__Written task__. Work out how many lines have "photo" in them. Give only that number.

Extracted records
------------------------------------------------------------

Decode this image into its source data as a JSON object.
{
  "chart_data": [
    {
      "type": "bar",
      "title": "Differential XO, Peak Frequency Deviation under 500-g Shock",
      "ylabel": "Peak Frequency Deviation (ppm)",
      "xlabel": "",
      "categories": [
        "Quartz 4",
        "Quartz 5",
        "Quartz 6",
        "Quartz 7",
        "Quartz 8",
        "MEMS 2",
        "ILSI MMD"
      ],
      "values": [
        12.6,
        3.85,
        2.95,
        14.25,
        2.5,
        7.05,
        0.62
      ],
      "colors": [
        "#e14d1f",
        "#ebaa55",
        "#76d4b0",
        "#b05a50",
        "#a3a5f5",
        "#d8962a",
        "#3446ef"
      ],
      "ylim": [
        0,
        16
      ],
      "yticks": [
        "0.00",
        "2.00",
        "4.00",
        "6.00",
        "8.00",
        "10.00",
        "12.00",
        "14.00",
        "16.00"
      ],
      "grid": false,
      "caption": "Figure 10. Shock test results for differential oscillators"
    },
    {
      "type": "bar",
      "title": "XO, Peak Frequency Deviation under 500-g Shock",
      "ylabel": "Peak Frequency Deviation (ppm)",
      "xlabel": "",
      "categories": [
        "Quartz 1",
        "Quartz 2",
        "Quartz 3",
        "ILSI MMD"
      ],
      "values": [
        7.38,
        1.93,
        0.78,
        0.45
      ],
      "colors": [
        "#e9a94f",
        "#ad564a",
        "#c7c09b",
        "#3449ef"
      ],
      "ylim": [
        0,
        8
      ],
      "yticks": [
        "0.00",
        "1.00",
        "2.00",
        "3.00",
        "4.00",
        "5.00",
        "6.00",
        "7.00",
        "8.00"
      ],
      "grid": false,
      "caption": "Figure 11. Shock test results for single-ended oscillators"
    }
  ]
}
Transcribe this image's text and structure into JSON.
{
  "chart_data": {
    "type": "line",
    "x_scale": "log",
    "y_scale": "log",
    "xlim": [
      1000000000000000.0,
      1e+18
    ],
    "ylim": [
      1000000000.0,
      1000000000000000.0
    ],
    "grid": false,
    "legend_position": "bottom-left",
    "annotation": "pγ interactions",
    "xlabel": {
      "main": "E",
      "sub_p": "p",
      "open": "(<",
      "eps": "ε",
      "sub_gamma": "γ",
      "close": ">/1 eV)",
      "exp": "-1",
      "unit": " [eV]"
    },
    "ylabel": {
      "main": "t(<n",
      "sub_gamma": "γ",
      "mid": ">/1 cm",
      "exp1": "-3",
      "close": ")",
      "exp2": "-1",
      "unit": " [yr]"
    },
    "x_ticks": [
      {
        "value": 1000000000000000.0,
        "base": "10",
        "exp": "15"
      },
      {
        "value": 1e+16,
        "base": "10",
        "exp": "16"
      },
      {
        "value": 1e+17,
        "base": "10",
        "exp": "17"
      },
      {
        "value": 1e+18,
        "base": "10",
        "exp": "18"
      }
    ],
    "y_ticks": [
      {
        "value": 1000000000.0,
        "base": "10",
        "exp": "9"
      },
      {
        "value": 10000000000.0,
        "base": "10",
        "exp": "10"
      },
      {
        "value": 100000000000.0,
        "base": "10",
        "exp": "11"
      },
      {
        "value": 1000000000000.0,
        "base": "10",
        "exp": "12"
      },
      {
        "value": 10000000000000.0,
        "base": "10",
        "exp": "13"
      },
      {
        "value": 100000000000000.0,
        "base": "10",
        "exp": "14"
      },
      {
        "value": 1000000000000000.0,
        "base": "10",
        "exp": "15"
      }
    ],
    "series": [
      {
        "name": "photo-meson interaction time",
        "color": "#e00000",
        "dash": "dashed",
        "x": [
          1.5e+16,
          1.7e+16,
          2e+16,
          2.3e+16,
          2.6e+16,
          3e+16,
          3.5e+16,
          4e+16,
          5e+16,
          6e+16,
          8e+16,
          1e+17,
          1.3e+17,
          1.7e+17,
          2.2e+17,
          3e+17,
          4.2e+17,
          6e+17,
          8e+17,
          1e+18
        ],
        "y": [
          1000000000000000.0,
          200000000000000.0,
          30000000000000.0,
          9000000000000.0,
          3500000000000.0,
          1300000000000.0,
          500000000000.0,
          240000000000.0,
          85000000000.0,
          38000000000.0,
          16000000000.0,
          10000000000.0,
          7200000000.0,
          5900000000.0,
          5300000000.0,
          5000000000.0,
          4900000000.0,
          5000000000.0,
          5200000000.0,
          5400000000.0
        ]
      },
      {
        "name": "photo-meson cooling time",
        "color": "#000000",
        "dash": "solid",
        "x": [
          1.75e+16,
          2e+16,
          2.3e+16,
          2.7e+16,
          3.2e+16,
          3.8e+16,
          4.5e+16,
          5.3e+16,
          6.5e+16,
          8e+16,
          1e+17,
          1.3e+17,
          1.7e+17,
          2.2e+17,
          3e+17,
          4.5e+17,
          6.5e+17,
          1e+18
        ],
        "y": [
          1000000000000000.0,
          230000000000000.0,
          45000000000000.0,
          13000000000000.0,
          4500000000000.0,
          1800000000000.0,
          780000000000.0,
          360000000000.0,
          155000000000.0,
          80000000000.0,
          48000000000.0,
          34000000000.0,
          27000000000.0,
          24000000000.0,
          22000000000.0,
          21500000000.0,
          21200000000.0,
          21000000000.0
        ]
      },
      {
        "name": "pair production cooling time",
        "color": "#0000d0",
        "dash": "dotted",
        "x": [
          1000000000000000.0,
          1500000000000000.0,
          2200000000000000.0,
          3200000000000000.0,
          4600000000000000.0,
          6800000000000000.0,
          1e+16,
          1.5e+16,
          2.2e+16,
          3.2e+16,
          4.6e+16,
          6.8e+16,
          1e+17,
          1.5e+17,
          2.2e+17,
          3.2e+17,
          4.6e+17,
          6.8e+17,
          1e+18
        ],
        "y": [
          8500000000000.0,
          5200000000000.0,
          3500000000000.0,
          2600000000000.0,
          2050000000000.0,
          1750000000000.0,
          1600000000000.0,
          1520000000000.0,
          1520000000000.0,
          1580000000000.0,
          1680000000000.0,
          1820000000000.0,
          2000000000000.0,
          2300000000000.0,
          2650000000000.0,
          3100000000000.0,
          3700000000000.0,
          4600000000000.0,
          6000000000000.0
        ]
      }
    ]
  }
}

------------------------------------------------------------

__Solved exercise__. 2